* [STATED TASK]
Select, from the material below, each line with "löydät" in it.

* [PROVIDED DATA]
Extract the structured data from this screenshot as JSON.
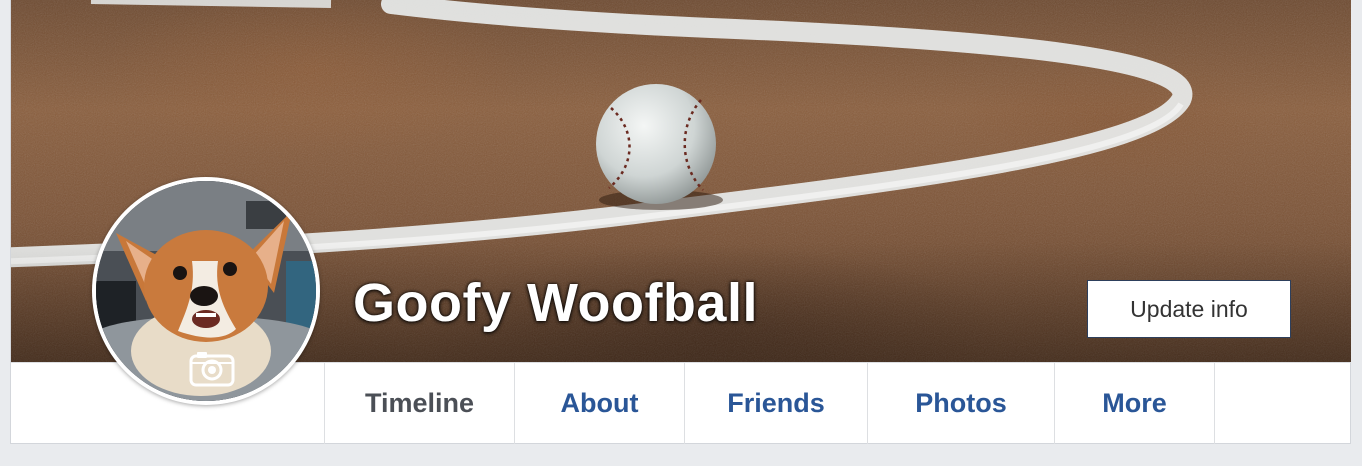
{
  "profile": {
    "name": "Goofy Woofball",
    "update_info_label": "Update info"
  },
  "nav": {
    "tabs": [
      {
        "label": "Timeline",
        "active": true
      },
      {
        "label": "About",
        "active": false
      },
      {
        "label": "Friends",
        "active": false
      },
      {
        "label": "Photos",
        "active": false
      },
      {
        "label": "More",
        "active": false
      }
    ]
  },
  "icons": {
    "avatar_overlay": "camera-icon"
  },
  "colors": {
    "link_blue": "#2a5697",
    "active_tab": "#4b4f56",
    "page_background": "#e9ebee"
  }
}
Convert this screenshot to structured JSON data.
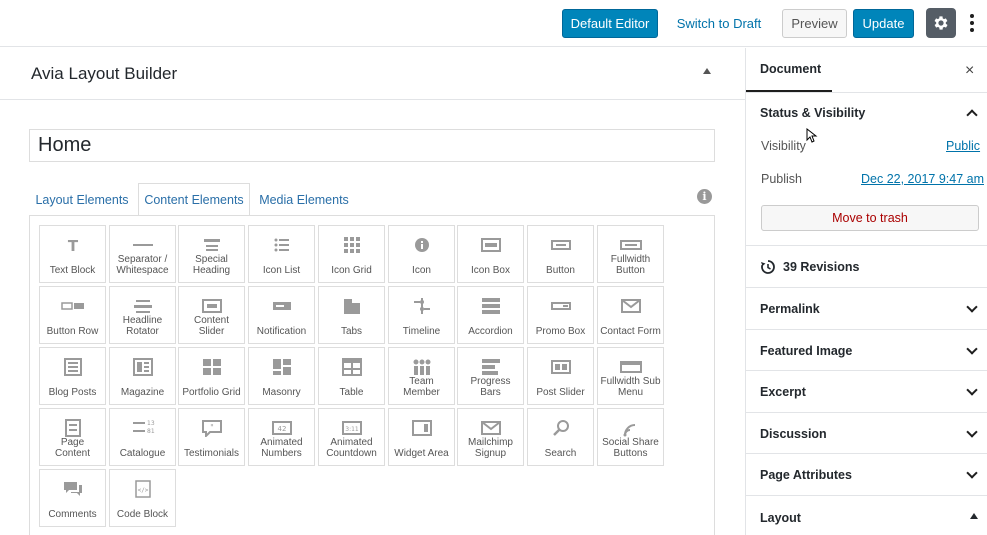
{
  "topbar": {
    "default_editor": "Default Editor",
    "switch_to_draft": "Switch to Draft",
    "preview": "Preview",
    "update": "Update"
  },
  "builder": {
    "title": "Avia Layout Builder",
    "post_title": "Home",
    "tabs": [
      "Layout Elements",
      "Content Elements",
      "Media Elements"
    ],
    "info": "i",
    "elements": [
      {
        "label": "Text Block",
        "icon": "text-block-icon"
      },
      {
        "label": "Separator / Whitespace",
        "icon": "separator-icon"
      },
      {
        "label": "Special Heading",
        "icon": "special-heading-icon"
      },
      {
        "label": "Icon List",
        "icon": "icon-list-icon"
      },
      {
        "label": "Icon Grid",
        "icon": "icon-grid-icon"
      },
      {
        "label": "Icon",
        "icon": "icon-icon"
      },
      {
        "label": "Icon Box",
        "icon": "icon-box-icon"
      },
      {
        "label": "Button",
        "icon": "button-icon"
      },
      {
        "label": "Fullwidth Button",
        "icon": "fullwidth-button-icon"
      },
      {
        "label": "Button Row",
        "icon": "button-row-icon"
      },
      {
        "label": "Headline Rotator",
        "icon": "headline-rotator-icon"
      },
      {
        "label": "Content Slider",
        "icon": "content-slider-icon"
      },
      {
        "label": "Notification",
        "icon": "notification-icon"
      },
      {
        "label": "Tabs",
        "icon": "tabs-icon"
      },
      {
        "label": "Timeline",
        "icon": "timeline-icon"
      },
      {
        "label": "Accordion",
        "icon": "accordion-icon"
      },
      {
        "label": "Promo Box",
        "icon": "promo-box-icon"
      },
      {
        "label": "Contact Form",
        "icon": "contact-form-icon"
      },
      {
        "label": "Blog Posts",
        "icon": "blog-posts-icon"
      },
      {
        "label": "Magazine",
        "icon": "magazine-icon"
      },
      {
        "label": "Portfolio Grid",
        "icon": "portfolio-grid-icon"
      },
      {
        "label": "Masonry",
        "icon": "masonry-icon"
      },
      {
        "label": "Table",
        "icon": "table-icon"
      },
      {
        "label": "Team Member",
        "icon": "team-member-icon"
      },
      {
        "label": "Progress Bars",
        "icon": "progress-bars-icon"
      },
      {
        "label": "Post Slider",
        "icon": "post-slider-icon"
      },
      {
        "label": "Fullwidth Sub Menu",
        "icon": "fullwidth-sub-menu-icon"
      },
      {
        "label": "Page Content",
        "icon": "page-content-icon"
      },
      {
        "label": "Catalogue",
        "icon": "catalogue-icon"
      },
      {
        "label": "Testimonials",
        "icon": "testimonials-icon"
      },
      {
        "label": "Animated Numbers",
        "icon": "animated-numbers-icon"
      },
      {
        "label": "Animated Countdown",
        "icon": "animated-countdown-icon"
      },
      {
        "label": "Widget Area",
        "icon": "widget-area-icon"
      },
      {
        "label": "Mailchimp Signup",
        "icon": "mailchimp-signup-icon"
      },
      {
        "label": "Search",
        "icon": "search-icon"
      },
      {
        "label": "Social Share Buttons",
        "icon": "social-share-icon"
      },
      {
        "label": "Comments",
        "icon": "comments-icon"
      },
      {
        "label": "Code Block",
        "icon": "code-block-icon"
      }
    ]
  },
  "sidebar": {
    "tab": "Document",
    "close": "×",
    "status_title": "Status & Visibility",
    "visibility_label": "Visibility",
    "visibility_value": "Public",
    "publish_label": "Publish",
    "publish_value": "Dec 22, 2017 9:47 am",
    "move_to_trash": "Move to trash",
    "revisions": "39 Revisions",
    "permalink": "Permalink",
    "featured_image": "Featured Image",
    "excerpt": "Excerpt",
    "discussion": "Discussion",
    "page_attributes": "Page Attributes",
    "layout": "Layout"
  }
}
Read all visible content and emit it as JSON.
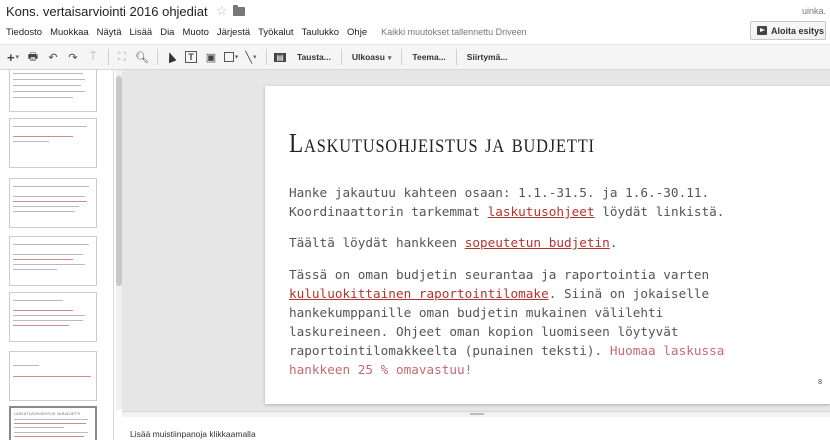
{
  "header": {
    "doc_title": "Kons. vertaisarviointi 2016 ohjediat",
    "user": "uinka.",
    "present_label": "Aloita esitys"
  },
  "menu": {
    "items": [
      "Tiedosto",
      "Muokkaa",
      "Näytä",
      "Lisää",
      "Dia",
      "Muoto",
      "Järjestä",
      "Työkalut",
      "Taulukko",
      "Ohje"
    ],
    "save_status": "Kaikki muutokset tallennettu Driveen"
  },
  "toolbar": {
    "icons": [
      "plus-icon",
      "undo-icon",
      "redo-icon",
      "print-icon",
      "paint-format-icon",
      "zoom-icon"
    ],
    "background_label": "Tausta...",
    "layout_label": "Ulkoasu",
    "theme_label": "Teema...",
    "transition_label": "Siirtymä..."
  },
  "slide": {
    "title": "Laskutusohjeistus ja budjetti",
    "p1_line1": "Hanke jakautuu kahteen osaan: 1.1.-31.5. ja 1.6.-30.11.",
    "p1_line2_a": "Koordinaattorin tarkemmat ",
    "p1_line2_link": "laskutusohjeet",
    "p1_line2_b": " löydät linkistä.",
    "p2_a": "Täältä löydät hankkeen ",
    "p2_link": "sopeutetun budjetin",
    "p2_b": ".",
    "p3_line1": "Tässä on oman budjetin seurantaa ja raportointia varten",
    "p3_line2_link": "kululuokittainen raportointilomake",
    "p3_line2_b": ". Siinä on jokaiselle",
    "p3_line3": "hankekumppanille oman budjetin mukainen välilehti",
    "p3_line4": "laskureineen. Ohjeet oman kopion luomiseen löytyvät",
    "p3_line5_a": "raportointilomakkeelta (punainen teksti). ",
    "p3_line5_warn": "Huomaa laskussa",
    "p3_line6_warn": "hankkeen 25 % omavastuu!",
    "number": "8"
  },
  "filmstrip": {
    "thumb_titles": [
      "",
      "",
      "",
      "",
      "",
      "",
      "",
      "LASKUTUSOHJEISTUS JA BUDJETTI"
    ]
  },
  "notes": {
    "placeholder": "Lisää muistiinpanoja klikkaamalla"
  }
}
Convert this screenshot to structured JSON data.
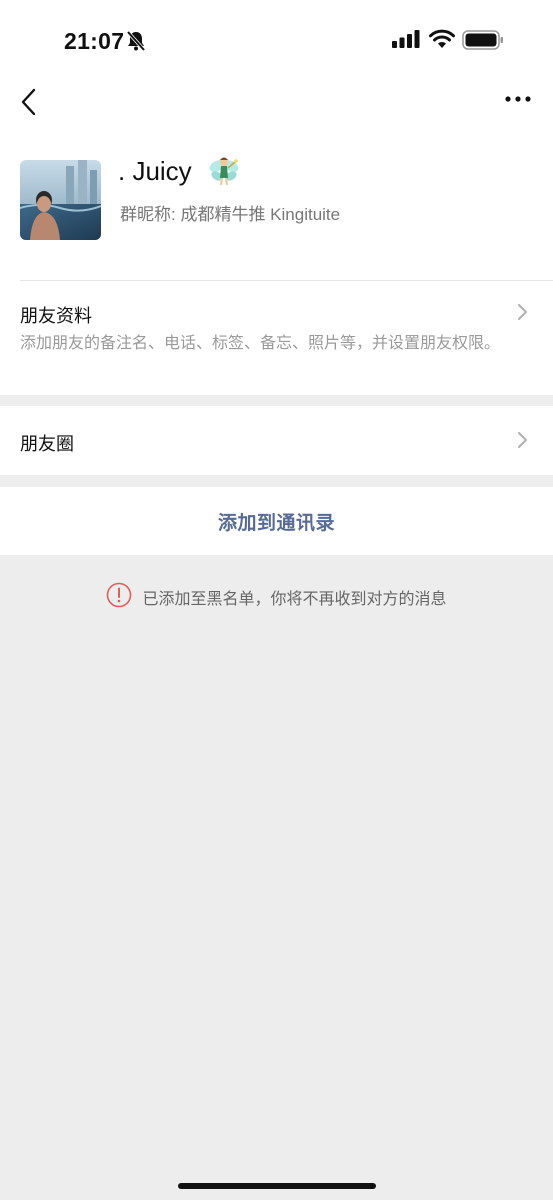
{
  "status_bar": {
    "time": "21:07"
  },
  "profile": {
    "name": ". Juicy",
    "group_nickname": "群昵称: 成都精牛推 Kingituite"
  },
  "friend_info": {
    "title": "朋友资料",
    "description": "添加朋友的备注名、电话、标签、备忘、照片等，并设置朋友权限。"
  },
  "moments": {
    "title": "朋友圈"
  },
  "add_button": {
    "label": "添加到通讯录"
  },
  "notice": {
    "text": "已添加至黑名单，你将不再收到对方的消息",
    "icon": "exclamation-circle-icon",
    "icon_color": "#e25c5c"
  },
  "colors": {
    "link": "#576b95",
    "background": "#ededed"
  }
}
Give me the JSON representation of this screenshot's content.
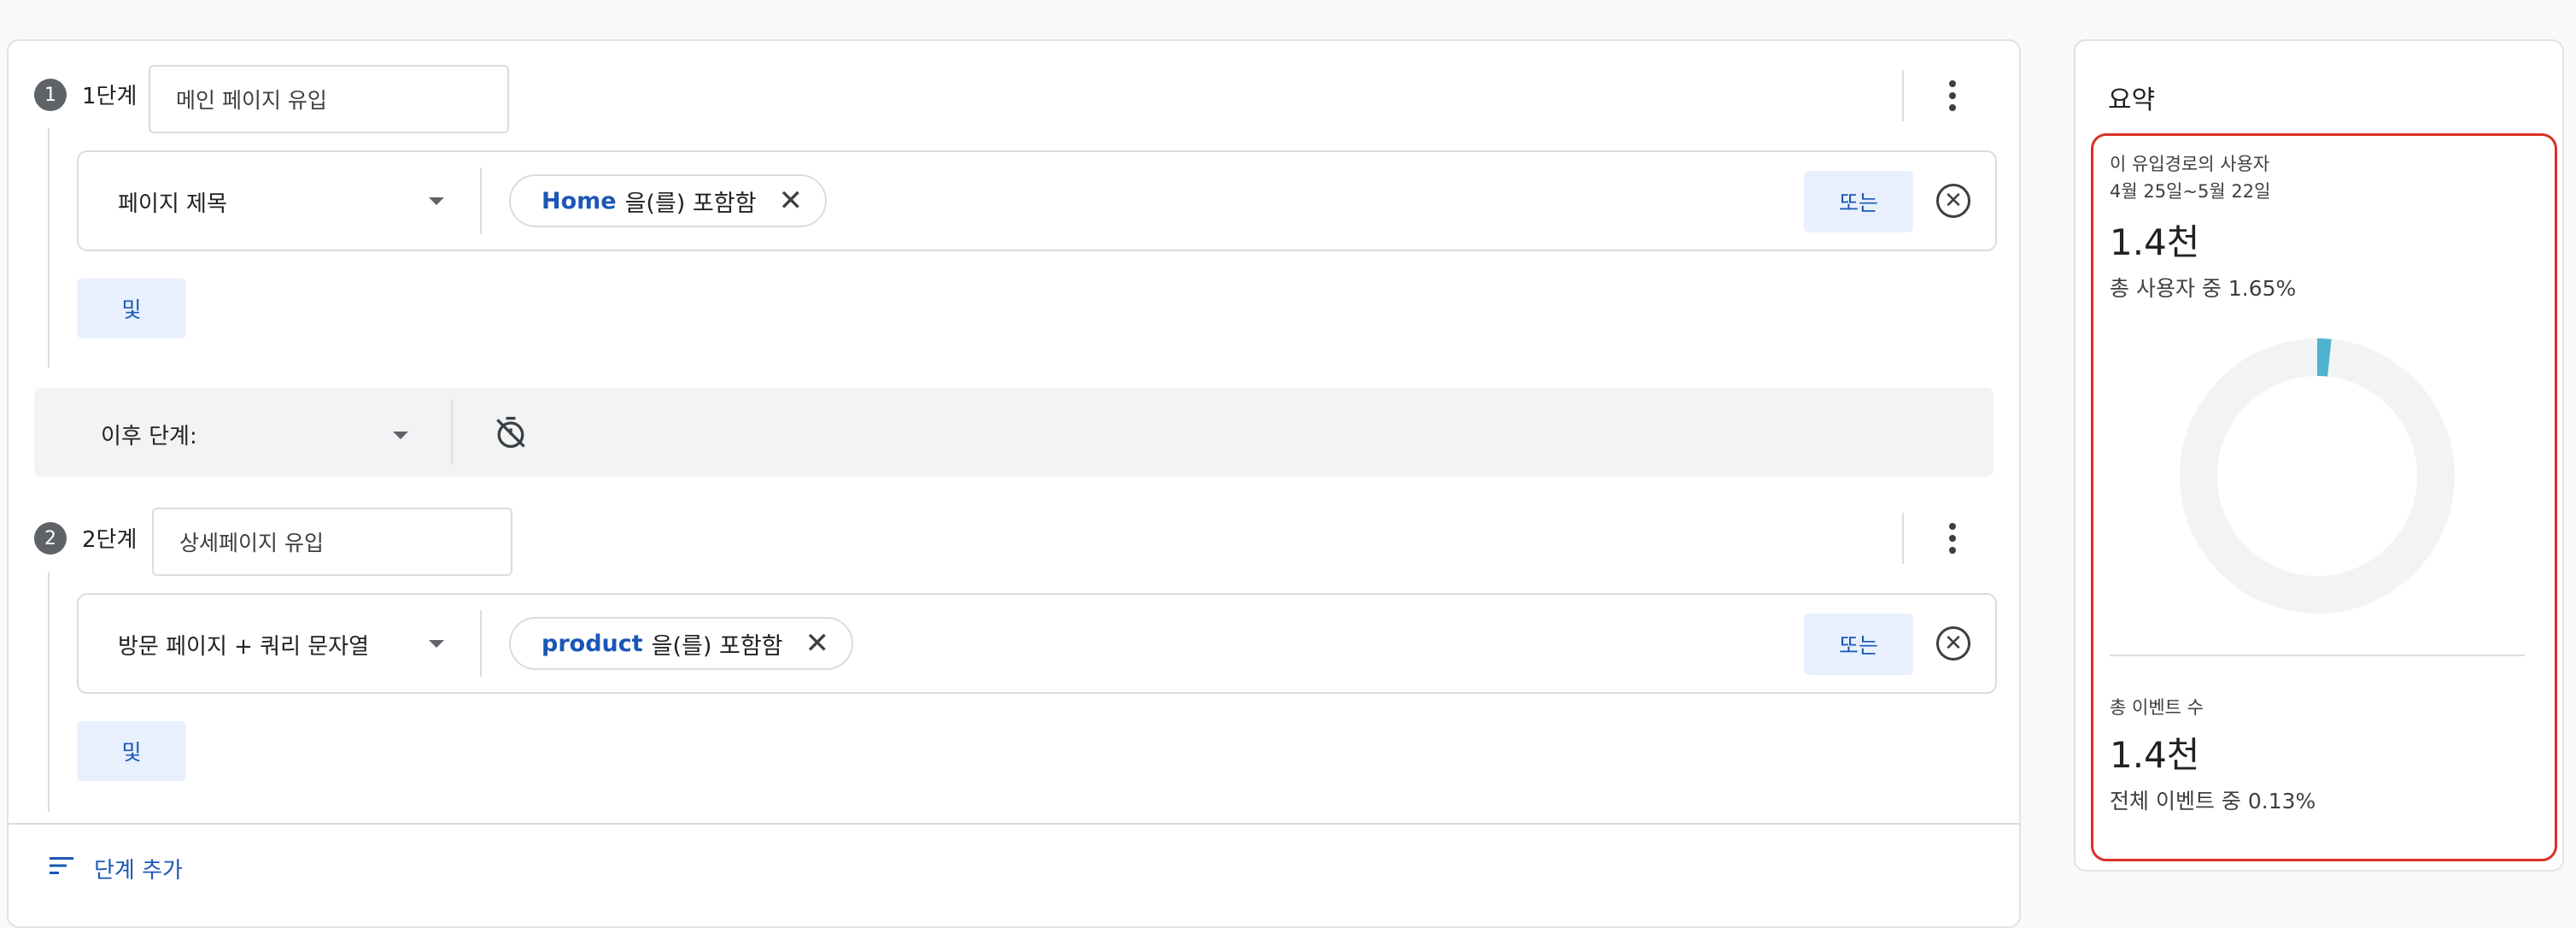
{
  "steps": [
    {
      "label": "1단계",
      "number": "1",
      "name": "메인 페이지 유입",
      "dimension": "페이지 제목",
      "chip_value": "Home",
      "chip_operator": "을(를) 포함함",
      "or_label": "또는",
      "and_label": "및"
    },
    {
      "label": "2단계",
      "number": "2",
      "name": "상세페이지 유입",
      "dimension": "방문 페이지 + 쿼리 문자열",
      "chip_value": "product",
      "chip_operator": "을(를) 포함함",
      "or_label": "또는",
      "and_label": "및"
    }
  ],
  "next_step": {
    "label": "이후 단계:"
  },
  "add_step_label": "단계 추가",
  "summary": {
    "title": "요약",
    "users_label": "이 유입경로의 사용자",
    "date_range": "4월 25일~5월 22일",
    "users_value": "1.4천",
    "users_pct": "총 사용자 중 1.65%",
    "users_fraction": 0.0165,
    "events_label": "총 이벤트 수",
    "events_value": "1.4천",
    "events_pct": "전체 이벤트 중 0.13%"
  },
  "colors": {
    "accent_blue": "#1a57b6",
    "donut_fill": "#4fb3cf",
    "donut_track": "#f1f3f4",
    "highlight_red": "#d93025"
  },
  "icons": {
    "more": "kebab-vertical",
    "timer_off": "timer-off",
    "close": "x",
    "remove": "circle-x",
    "sort": "sort-lines"
  }
}
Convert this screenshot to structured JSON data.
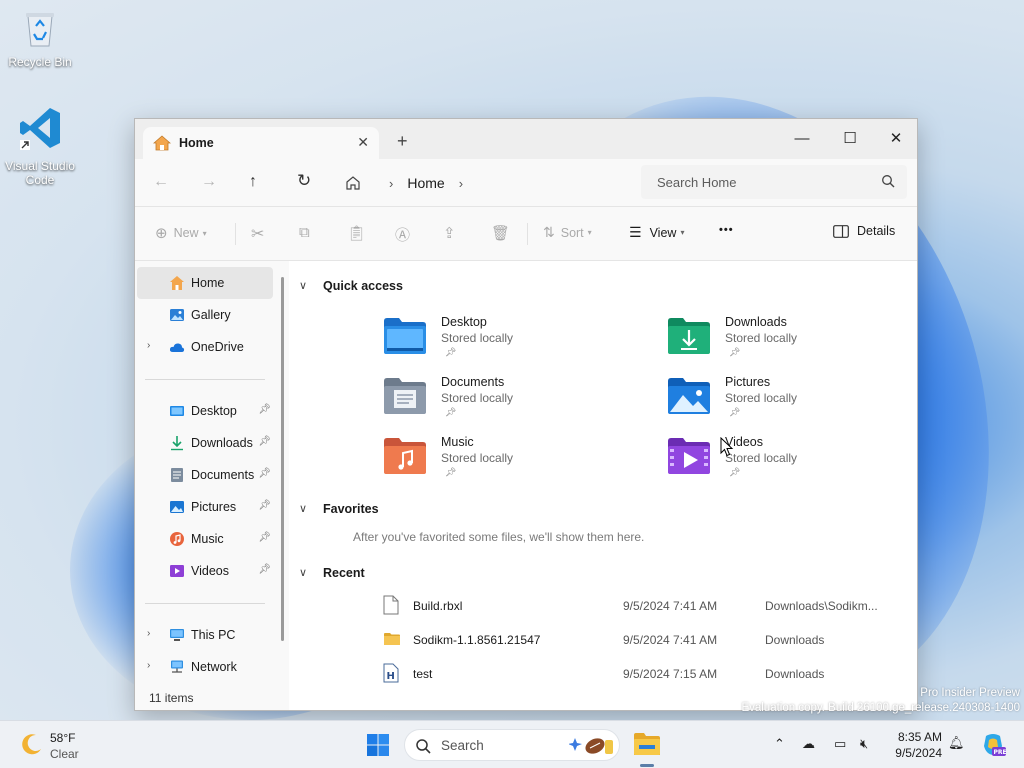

* [EXERCISE ANSWER]
    "p1_line2_b": " löydät linkistä.",
    "p2_a": "Täältä löydät hankkeen ",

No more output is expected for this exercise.